Increased wheel loads and speeds of freight rail traffic are accelerating the track deterioration of railway lines. In general, a dominant factor of the deterioration in ballasted tracks is uneven subsidence of ballast and subgrade layer due to the cumulative plastic deformation. So as the foundation of track structure, a properly compacted good quality subgrade will effectively absorb and dissipate train vibration loads and further provide strong underneath supports to the upper components through high shearing resistance. In real project, the guidelines for deformation control during track subgrade construction are generally based on the method of setting a reserved settlement amount. Thus, detailed understanding and characterization of the deformation behavior of subgrade soils are a prerequisite for both the construction and subsequent maintenance of railway substructure.

Coarse grained soils, which are generally the main construction materials of subgrade layer in railway system, usually present two types of deformation behavior when subjected to repeated traffic-type dynamic load: (a) resilient or recoverable deformation, which is related to the load-carrying ability of track structure, reflects stiffness properties of the material and (b) residual or irreversible deformation, which contributes to most of the subgrade settlement, determines long-term performance of railway line [14]. Although small compared to the resilient deformation, the residual deformation accumulates in each load cycle and may eventually reach a significantly large value that causes subgrade failure.

Over the years, considerable investigations have been devoted to characterizing the resilient behavior of soils using laboratory techniques, and lots of mathematical models have been developed to predict resilient response considering the effects of stress levels, void ratio, and some other factors [58]. For instance, in view of the material nonlinearity, Seed [9] introduced the concept of resilient modulus first, which was defined as the ratio of cyclic stress level to recoverable axial strain, and some similar definitions were widely used by later researchers. In contrast, the permanent deformation behavior of coarse grained soils is still less clearly known in practice. Although it is easy to measure the settlement in railway subgrade, exact prediction of the permanent deformation development is an extremely difficult matter. The most possible reason is that the deformation accumulation under repeated loading is a time-consuming process affected by too many factors, and the obtained test results are much more scattered than resilient modulus tests [10, 11].

Element location data
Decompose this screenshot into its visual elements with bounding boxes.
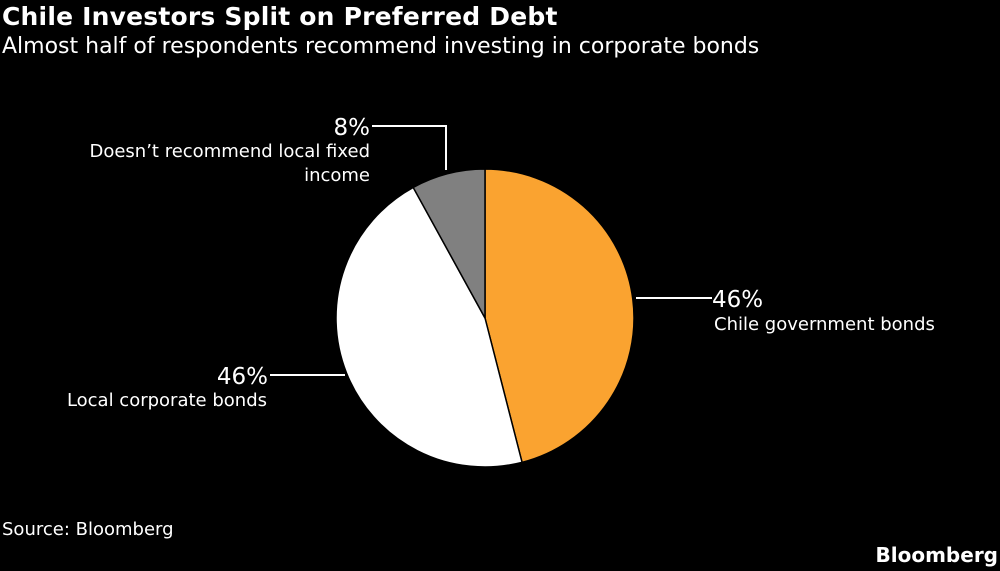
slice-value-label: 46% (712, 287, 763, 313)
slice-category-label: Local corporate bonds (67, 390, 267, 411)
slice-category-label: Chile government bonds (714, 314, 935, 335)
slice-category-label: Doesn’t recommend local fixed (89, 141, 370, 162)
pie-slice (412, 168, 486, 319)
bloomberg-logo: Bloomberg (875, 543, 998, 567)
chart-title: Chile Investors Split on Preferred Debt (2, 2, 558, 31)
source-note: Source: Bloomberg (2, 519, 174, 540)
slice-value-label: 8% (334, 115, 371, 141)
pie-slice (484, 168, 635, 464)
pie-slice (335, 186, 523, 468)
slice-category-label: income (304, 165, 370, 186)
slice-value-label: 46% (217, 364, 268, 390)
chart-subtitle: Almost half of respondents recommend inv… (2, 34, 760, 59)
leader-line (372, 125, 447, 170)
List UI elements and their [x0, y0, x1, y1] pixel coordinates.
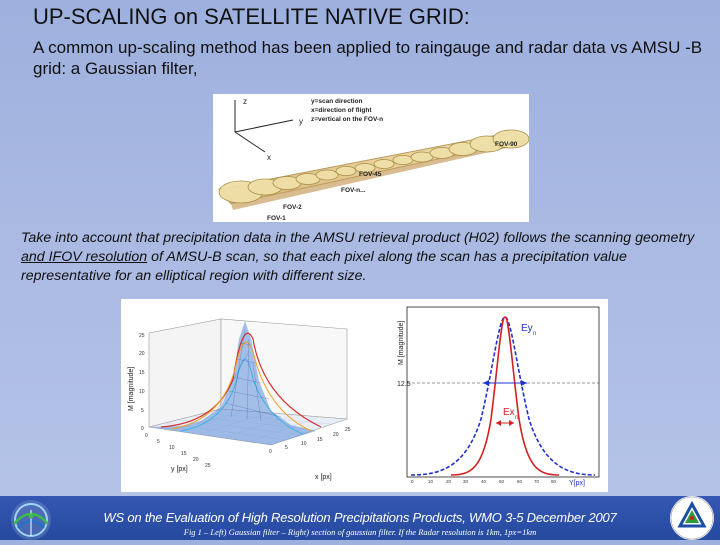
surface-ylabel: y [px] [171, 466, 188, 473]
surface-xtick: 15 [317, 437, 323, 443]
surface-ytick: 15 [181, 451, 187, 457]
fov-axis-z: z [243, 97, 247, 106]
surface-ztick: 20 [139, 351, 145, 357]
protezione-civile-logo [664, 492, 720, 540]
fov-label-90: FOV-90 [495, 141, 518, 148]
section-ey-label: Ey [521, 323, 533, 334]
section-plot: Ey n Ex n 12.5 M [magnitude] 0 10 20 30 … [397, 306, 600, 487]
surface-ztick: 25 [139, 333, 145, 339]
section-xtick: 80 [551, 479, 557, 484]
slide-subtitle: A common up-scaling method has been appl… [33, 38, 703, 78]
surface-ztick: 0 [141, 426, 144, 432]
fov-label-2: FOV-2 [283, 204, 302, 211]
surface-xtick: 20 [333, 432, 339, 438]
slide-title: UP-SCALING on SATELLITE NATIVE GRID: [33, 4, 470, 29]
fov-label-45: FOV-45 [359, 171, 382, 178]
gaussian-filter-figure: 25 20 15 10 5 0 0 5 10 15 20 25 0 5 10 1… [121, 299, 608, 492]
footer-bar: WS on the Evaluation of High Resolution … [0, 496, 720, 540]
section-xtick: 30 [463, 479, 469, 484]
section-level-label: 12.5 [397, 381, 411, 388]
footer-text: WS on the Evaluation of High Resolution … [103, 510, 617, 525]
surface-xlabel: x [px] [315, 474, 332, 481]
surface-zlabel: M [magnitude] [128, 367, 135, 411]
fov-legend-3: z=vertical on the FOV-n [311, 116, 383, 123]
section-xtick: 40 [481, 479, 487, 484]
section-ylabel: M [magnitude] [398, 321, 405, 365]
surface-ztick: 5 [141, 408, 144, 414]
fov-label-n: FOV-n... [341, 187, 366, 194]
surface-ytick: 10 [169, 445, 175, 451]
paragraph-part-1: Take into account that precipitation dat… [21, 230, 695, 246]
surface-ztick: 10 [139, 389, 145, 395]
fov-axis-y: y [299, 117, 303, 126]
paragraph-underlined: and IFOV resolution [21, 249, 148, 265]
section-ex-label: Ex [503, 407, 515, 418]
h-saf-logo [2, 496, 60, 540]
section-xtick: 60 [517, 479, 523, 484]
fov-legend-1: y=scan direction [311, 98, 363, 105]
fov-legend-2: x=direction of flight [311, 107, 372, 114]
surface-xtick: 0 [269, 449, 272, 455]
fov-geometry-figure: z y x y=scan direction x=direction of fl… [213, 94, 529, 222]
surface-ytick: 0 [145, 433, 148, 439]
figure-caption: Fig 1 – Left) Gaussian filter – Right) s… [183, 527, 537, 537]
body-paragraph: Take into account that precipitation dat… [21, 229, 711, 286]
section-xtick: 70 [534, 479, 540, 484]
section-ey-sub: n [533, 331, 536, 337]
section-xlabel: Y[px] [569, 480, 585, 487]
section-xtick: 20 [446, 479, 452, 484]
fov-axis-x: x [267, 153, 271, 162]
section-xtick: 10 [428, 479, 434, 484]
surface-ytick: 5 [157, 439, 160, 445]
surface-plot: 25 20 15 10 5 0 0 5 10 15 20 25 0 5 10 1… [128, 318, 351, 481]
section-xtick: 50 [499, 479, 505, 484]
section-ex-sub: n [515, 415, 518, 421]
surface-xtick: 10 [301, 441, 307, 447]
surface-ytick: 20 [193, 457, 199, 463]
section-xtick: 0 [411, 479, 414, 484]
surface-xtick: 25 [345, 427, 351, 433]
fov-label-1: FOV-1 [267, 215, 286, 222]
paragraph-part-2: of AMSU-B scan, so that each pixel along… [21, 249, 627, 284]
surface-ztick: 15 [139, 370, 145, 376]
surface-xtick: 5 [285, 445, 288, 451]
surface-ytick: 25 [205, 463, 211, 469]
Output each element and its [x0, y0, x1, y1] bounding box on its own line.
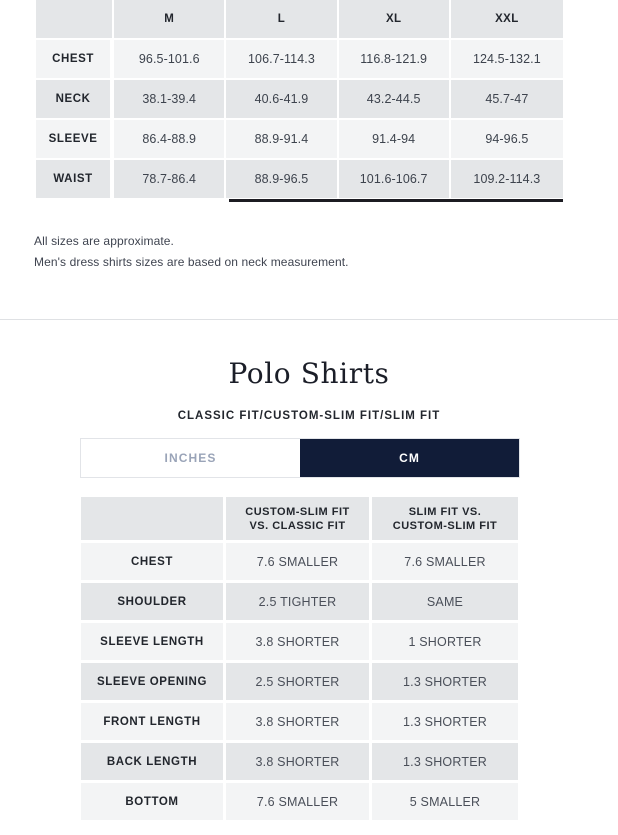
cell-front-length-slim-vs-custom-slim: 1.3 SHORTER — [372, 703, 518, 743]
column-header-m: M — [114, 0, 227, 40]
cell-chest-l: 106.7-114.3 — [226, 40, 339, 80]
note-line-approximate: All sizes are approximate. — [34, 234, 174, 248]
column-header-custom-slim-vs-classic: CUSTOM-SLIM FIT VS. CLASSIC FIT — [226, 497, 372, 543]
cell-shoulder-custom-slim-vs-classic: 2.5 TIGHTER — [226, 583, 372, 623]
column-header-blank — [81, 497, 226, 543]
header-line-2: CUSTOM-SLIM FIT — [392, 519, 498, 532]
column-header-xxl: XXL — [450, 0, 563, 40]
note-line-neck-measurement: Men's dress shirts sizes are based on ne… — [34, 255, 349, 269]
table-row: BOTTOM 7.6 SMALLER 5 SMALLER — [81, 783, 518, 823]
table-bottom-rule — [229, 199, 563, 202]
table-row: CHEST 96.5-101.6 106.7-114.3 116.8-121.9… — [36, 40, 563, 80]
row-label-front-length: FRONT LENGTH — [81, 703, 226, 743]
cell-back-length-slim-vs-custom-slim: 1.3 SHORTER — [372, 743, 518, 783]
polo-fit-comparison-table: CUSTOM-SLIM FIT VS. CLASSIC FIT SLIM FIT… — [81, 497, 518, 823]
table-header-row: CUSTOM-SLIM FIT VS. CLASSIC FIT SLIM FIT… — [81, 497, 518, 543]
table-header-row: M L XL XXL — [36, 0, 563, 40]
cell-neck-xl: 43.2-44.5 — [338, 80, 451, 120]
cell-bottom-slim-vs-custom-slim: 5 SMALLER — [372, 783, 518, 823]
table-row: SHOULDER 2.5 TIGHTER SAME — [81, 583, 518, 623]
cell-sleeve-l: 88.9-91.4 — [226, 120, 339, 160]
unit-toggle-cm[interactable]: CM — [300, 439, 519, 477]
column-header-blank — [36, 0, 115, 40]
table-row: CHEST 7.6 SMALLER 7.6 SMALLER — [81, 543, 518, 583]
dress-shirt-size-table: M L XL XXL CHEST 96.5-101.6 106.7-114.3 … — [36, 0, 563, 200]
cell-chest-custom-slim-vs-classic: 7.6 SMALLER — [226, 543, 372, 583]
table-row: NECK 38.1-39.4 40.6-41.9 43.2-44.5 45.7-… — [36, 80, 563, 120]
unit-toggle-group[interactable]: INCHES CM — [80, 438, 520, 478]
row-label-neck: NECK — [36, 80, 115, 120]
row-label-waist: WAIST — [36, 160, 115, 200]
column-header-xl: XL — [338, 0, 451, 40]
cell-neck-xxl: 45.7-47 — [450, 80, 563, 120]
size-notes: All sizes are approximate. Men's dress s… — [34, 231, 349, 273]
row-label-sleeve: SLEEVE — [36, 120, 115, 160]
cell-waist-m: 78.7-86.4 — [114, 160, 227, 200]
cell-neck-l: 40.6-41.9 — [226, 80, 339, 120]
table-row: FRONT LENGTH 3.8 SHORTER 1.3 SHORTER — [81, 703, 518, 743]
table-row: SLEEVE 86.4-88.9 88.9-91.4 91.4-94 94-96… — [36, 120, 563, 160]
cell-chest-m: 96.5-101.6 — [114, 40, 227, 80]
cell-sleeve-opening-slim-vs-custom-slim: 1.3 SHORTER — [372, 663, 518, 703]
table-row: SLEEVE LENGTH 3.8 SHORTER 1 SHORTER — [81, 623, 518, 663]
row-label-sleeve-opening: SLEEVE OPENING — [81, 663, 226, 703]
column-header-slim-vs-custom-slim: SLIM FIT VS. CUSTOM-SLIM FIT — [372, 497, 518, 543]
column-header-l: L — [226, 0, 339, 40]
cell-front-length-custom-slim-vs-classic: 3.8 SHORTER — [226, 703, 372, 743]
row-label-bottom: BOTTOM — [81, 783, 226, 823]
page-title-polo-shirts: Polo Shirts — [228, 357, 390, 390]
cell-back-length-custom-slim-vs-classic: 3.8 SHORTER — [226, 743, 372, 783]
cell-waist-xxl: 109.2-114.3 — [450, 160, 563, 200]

## EXERCISES TO COMPLETE
• A. Reproduce word for word the part of the passage on railway subgrade deformation that runs from "Coarse grained soils, which" through "causes subgrade failure.".
• B. List each thing the passage on railway subgrade deformation says a properly compacted good quality subgrade will do.
• C. According to the passage on railway subgrade deformation, how was resilient modulus defined when Seed introduced the concept?

## RESULTS OF THE EXERCISE
• A.
Coarse grained soils, which are generally the main construction materials of subgrade layer in railway system, usually present two types of deformation behavior when subjected to repeated traffic-type dynamic load: (a) resilient or recoverable deformation, which is related to the load-carrying ability of track structure, reflects stiffness properties of the material and (b) residual or irreversible deformation, which contributes to most of the subgrade settlement, determines long-term performance of railway line [14]. Although small compared to the resilient deformation, the residual deformation accumulates in each load cycle and may eventually reach a significantly large value that causes subgrade failure.

• B.
- Absorb train vibration loads
- Dissipate train vibration loads
- Provide strong underneath supports to the upper components through high shearing resistance

• C. It was defined as the ratio of cyclic stress level to recoverable axial strain.